━━ Dataset records
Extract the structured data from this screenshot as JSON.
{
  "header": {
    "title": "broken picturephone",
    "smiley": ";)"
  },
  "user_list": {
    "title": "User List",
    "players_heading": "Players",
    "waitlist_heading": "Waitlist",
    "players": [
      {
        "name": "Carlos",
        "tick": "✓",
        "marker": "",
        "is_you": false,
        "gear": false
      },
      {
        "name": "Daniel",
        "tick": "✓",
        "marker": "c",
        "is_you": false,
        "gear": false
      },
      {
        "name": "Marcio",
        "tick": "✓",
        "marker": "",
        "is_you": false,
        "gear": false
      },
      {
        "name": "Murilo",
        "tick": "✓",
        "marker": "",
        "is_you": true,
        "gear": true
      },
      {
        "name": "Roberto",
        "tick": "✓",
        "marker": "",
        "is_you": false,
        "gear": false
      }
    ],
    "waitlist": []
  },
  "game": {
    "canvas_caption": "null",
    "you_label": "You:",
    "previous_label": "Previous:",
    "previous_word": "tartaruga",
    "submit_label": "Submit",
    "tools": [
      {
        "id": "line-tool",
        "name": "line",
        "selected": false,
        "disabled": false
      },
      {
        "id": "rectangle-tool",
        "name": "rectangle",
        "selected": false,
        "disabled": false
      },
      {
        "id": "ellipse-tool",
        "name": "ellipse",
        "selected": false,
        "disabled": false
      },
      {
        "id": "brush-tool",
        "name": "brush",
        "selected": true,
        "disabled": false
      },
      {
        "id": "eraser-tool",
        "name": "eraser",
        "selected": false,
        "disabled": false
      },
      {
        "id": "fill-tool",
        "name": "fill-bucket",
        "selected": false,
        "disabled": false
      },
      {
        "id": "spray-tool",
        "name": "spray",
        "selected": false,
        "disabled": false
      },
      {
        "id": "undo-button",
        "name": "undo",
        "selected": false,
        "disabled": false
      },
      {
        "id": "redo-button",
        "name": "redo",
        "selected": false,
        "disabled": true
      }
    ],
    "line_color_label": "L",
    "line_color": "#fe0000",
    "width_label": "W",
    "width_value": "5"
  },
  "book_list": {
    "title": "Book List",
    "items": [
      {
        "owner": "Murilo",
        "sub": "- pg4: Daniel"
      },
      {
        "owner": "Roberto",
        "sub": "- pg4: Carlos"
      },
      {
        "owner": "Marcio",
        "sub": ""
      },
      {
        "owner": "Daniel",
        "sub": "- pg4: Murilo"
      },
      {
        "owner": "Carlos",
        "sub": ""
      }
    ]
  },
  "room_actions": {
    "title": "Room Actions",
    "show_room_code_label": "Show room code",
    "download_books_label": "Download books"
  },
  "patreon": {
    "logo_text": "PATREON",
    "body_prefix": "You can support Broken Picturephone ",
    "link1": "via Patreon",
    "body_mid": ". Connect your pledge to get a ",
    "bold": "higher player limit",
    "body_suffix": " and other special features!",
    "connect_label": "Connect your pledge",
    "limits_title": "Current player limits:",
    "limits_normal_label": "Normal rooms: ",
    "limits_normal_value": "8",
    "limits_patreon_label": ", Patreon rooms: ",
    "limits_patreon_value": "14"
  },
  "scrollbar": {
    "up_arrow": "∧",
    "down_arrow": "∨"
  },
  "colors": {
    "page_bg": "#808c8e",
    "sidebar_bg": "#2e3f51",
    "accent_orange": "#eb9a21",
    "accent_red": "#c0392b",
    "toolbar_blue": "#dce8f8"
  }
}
━━━━
• **What you should do**: State only how many lines in the material include "owner".

• **Reply**: 5